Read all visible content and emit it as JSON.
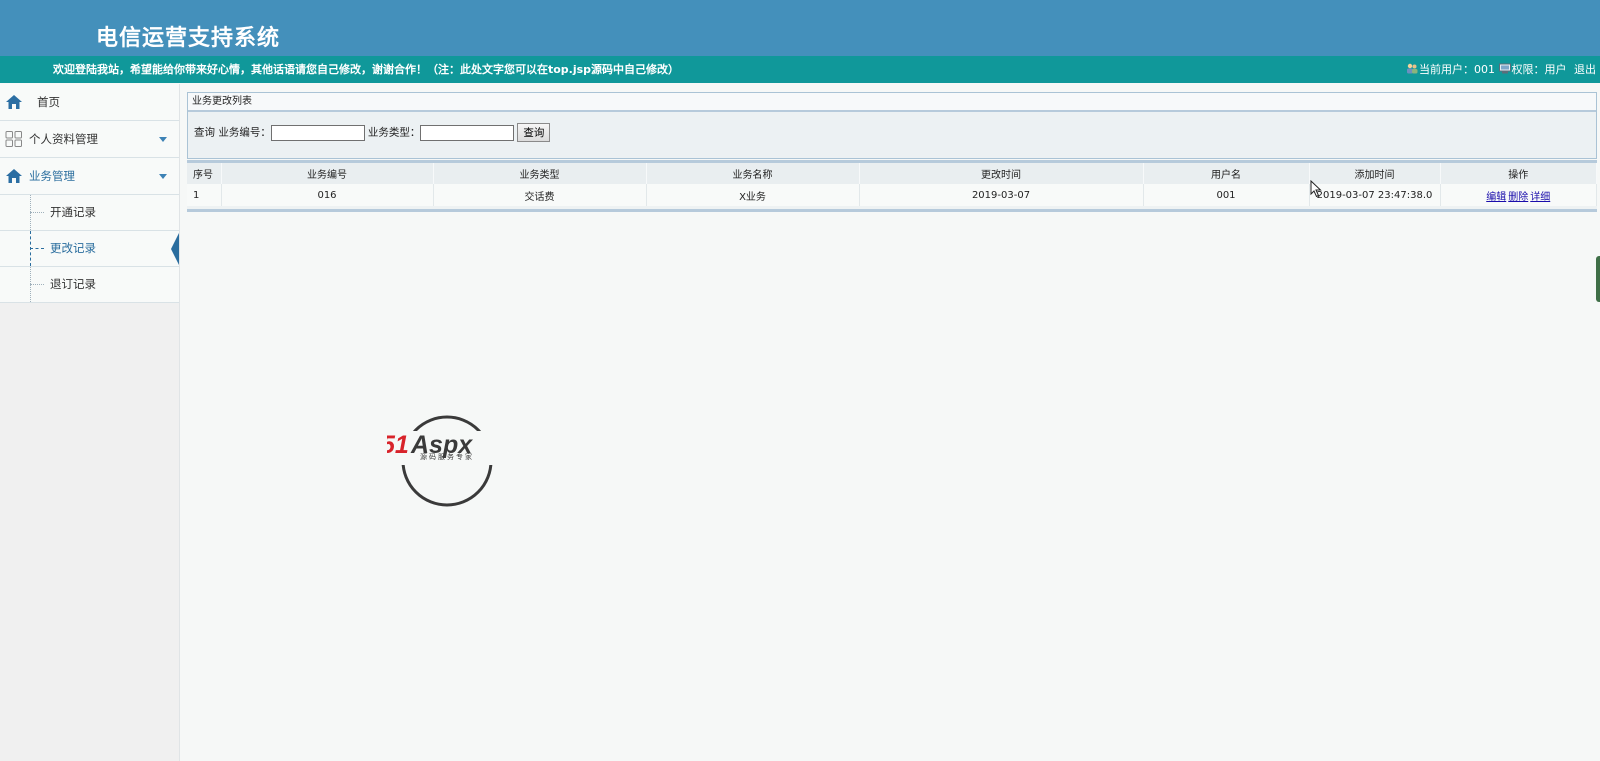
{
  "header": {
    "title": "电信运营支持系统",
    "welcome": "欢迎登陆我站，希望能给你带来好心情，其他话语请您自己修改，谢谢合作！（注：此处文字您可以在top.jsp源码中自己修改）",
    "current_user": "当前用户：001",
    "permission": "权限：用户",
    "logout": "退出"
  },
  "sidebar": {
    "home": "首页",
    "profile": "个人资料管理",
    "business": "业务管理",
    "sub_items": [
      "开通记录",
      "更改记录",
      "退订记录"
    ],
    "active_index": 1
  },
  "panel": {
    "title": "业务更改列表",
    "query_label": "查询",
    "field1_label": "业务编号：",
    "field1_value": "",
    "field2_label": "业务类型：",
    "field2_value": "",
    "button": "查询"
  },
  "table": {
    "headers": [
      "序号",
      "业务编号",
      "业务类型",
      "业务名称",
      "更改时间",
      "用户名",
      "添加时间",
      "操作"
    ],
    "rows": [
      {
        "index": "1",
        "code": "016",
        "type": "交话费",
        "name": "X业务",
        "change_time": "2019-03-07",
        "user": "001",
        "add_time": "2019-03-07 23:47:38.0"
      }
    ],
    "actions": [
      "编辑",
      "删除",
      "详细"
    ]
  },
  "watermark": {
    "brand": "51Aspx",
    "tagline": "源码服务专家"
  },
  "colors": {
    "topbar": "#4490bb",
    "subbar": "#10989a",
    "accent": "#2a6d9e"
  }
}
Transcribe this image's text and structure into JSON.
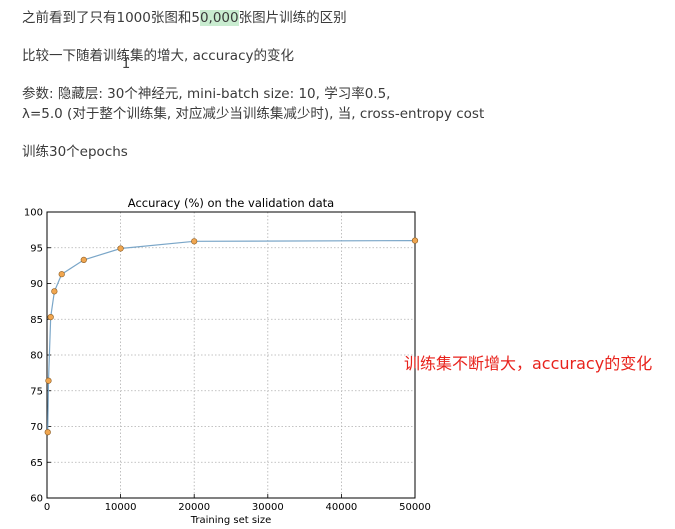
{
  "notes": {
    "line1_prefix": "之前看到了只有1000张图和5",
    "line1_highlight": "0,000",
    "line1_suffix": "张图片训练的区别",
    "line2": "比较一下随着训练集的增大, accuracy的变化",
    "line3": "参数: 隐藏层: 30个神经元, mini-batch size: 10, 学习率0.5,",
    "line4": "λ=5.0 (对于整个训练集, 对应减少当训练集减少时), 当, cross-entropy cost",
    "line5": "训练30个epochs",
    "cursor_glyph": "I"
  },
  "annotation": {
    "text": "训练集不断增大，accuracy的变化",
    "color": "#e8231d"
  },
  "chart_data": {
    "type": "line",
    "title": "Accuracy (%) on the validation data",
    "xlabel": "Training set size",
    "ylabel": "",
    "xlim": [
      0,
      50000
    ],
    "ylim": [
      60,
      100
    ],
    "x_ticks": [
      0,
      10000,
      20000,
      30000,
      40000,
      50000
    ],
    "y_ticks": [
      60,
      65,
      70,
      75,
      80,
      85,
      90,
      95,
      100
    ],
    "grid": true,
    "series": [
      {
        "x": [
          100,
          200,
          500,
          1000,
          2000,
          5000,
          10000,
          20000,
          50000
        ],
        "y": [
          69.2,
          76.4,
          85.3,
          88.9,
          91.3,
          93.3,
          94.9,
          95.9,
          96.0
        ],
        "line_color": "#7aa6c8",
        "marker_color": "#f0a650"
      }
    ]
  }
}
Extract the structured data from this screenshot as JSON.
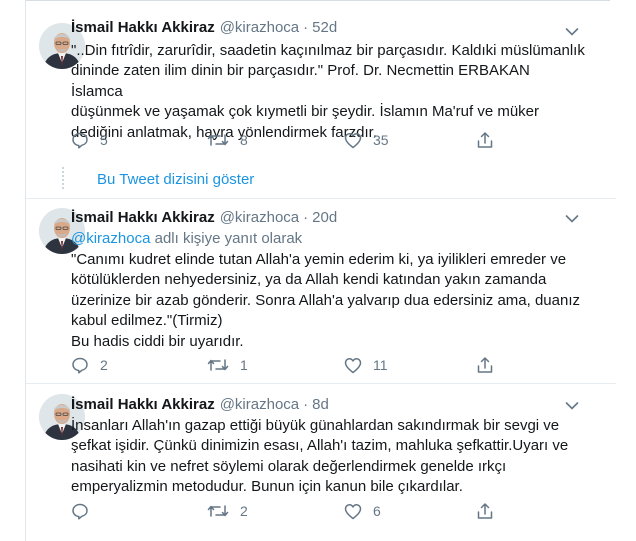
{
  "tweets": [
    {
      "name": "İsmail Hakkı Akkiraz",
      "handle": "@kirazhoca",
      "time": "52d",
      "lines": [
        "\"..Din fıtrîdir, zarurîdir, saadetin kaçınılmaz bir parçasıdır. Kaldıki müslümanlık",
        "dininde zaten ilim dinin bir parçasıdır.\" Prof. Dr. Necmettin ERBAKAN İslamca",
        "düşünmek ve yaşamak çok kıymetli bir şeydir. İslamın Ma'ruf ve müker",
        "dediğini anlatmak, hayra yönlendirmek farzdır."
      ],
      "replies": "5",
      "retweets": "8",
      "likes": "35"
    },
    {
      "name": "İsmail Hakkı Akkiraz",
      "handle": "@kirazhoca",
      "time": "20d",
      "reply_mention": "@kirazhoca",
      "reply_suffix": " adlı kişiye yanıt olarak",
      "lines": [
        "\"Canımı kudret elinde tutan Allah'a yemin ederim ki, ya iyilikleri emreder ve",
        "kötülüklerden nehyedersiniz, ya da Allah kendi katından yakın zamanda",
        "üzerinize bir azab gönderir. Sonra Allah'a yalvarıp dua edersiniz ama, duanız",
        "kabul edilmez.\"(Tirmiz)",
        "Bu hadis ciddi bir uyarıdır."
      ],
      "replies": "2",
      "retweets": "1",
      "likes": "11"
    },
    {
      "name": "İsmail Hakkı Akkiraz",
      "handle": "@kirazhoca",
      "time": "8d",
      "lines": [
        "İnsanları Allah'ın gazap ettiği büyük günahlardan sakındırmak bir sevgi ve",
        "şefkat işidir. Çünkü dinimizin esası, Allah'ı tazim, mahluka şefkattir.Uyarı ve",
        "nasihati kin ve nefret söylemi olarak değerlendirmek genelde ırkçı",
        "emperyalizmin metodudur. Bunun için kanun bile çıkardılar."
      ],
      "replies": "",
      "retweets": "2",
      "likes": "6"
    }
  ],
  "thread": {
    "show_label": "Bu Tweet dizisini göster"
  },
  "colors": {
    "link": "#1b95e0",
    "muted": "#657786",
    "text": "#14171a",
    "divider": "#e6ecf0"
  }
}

◆ Prompt
Print all entries exactly. The images do not belong in the copy.

◆ Written answer
Read all visible content and emit it as JSON.
{
  "header": {
    "title": "电信运营支持系统",
    "welcome": "欢迎登陆我站，希望能给你带来好心情，其他话语请您自己修改，谢谢合作！（注：此处文字您可以在top.jsp源码中自己修改）",
    "current_user": "当前用户：001",
    "permission": "权限：用户",
    "logout": "退出"
  },
  "sidebar": {
    "home": "首页",
    "profile": "个人资料管理",
    "business": "业务管理",
    "sub_items": [
      "开通记录",
      "更改记录",
      "退订记录"
    ],
    "active_index": 1
  },
  "panel": {
    "title": "业务更改列表",
    "query_label": "查询",
    "field1_label": "业务编号：",
    "field1_value": "",
    "field2_label": "业务类型：",
    "field2_value": "",
    "button": "查询"
  },
  "table": {
    "headers": [
      "序号",
      "业务编号",
      "业务类型",
      "业务名称",
      "更改时间",
      "用户名",
      "添加时间",
      "操作"
    ],
    "rows": [
      {
        "index": "1",
        "code": "016",
        "type": "交话费",
        "name": "X业务",
        "change_time": "2019-03-07",
        "user": "001",
        "add_time": "2019-03-07 23:47:38.0"
      }
    ],
    "actions": [
      "编辑",
      "删除",
      "详细"
    ]
  },
  "watermark": {
    "brand": "51Aspx",
    "tagline": "源码服务专家"
  },
  "colors": {
    "topbar": "#4490bb",
    "subbar": "#10989a",
    "accent": "#2a6d9e"
  }
}
Transcribe this image's text and structure into JSON.
{
  "notes": {
    "line1_prefix": "之前看到了只有1000张图和5",
    "line1_highlight": "0,000",
    "line1_suffix": "张图片训练的区别",
    "line2": "比较一下随着训练集的增大, accuracy的变化",
    "line3": "参数: 隐藏层: 30个神经元, mini-batch size: 10, 学习率0.5,",
    "line4": "λ=5.0 (对于整个训练集, 对应减少当训练集减少时), 当, cross-entropy cost",
    "line5": "训练30个epochs",
    "cursor_glyph": "I"
  },
  "annotation": {
    "text": "训练集不断增大，accuracy的变化",
    "color": "#e8231d"
  },
  "chart_data": {
    "type": "line",
    "title": "Accuracy (%) on the validation data",
    "xlabel": "Training set size",
    "ylabel": "",
    "xlim": [
      0,
      50000
    ],
    "ylim": [
      60,
      100
    ],
    "x_ticks": [
      0,
      10000,
      20000,
      30000,
      40000,
      50000
    ],
    "y_ticks": [
      60,
      65,
      70,
      75,
      80,
      85,
      90,
      95,
      100
    ],
    "grid": true,
    "series": [
      {
        "x": [
          100,
          200,
          500,
          1000,
          2000,
          5000,
          10000,
          20000,
          50000
        ],
        "y": [
          69.2,
          76.4,
          85.3,
          88.9,
          91.3,
          93.3,
          94.9,
          95.9,
          96.0
        ],
        "line_color": "#7aa6c8",
        "marker_color": "#f0a650"
      }
    ]
  }
}
Extract the structured data from this screenshot as JSON.
{
  "tweets": [
    {
      "name": "İsmail Hakkı Akkiraz",
      "handle": "@kirazhoca",
      "time": "52d",
      "lines": [
        "\"..Din fıtrîdir, zarurîdir, saadetin kaçınılmaz bir parçasıdır. Kaldıki müslümanlık",
        "dininde zaten ilim dinin bir parçasıdır.\" Prof. Dr. Necmettin ERBAKAN İslamca",
        "düşünmek ve yaşamak çok kıymetli bir şeydir. İslamın Ma'ruf ve müker",
        "dediğini anlatmak, hayra yönlendirmek farzdır."
      ],
      "replies": "5",
      "retweets": "8",
      "likes": "35"
    },
    {
      "name": "İsmail Hakkı Akkiraz",
      "handle": "@kirazhoca",
      "time": "20d",
      "reply_mention": "@kirazhoca",
      "reply_suffix": " adlı kişiye yanıt olarak",
      "lines": [
        "\"Canımı kudret elinde tutan Allah'a yemin ederim ki, ya iyilikleri emreder ve",
        "kötülüklerden nehyedersiniz, ya da Allah kendi katından yakın zamanda",
        "üzerinize bir azab gönderir. Sonra Allah'a yalvarıp dua edersiniz ama, duanız",
        "kabul edilmez.\"(Tirmiz)",
        "Bu hadis ciddi bir uyarıdır."
      ],
      "replies": "2",
      "retweets": "1",
      "likes": "11"
    },
    {
      "name": "İsmail Hakkı Akkiraz",
      "handle": "@kirazhoca",
      "time": "8d",
      "lines": [
        "İnsanları Allah'ın gazap ettiği büyük günahlardan sakındırmak bir sevgi ve",
        "şefkat işidir. Çünkü dinimizin esası, Allah'ı tazim, mahluka şefkattir.Uyarı ve",
        "nasihati kin ve nefret söylemi olarak değerlendirmek genelde ırkçı",
        "emperyalizmin metodudur. Bunun için kanun bile çıkardılar."
      ],
      "replies": "",
      "retweets": "2",
      "likes": "6"
    }
  ],
  "thread": {
    "show_label": "Bu Tweet dizisini göster"
  },
  "colors": {
    "link": "#1b95e0",
    "muted": "#657786",
    "text": "#14171a",
    "divider": "#e6ecf0"
  }
}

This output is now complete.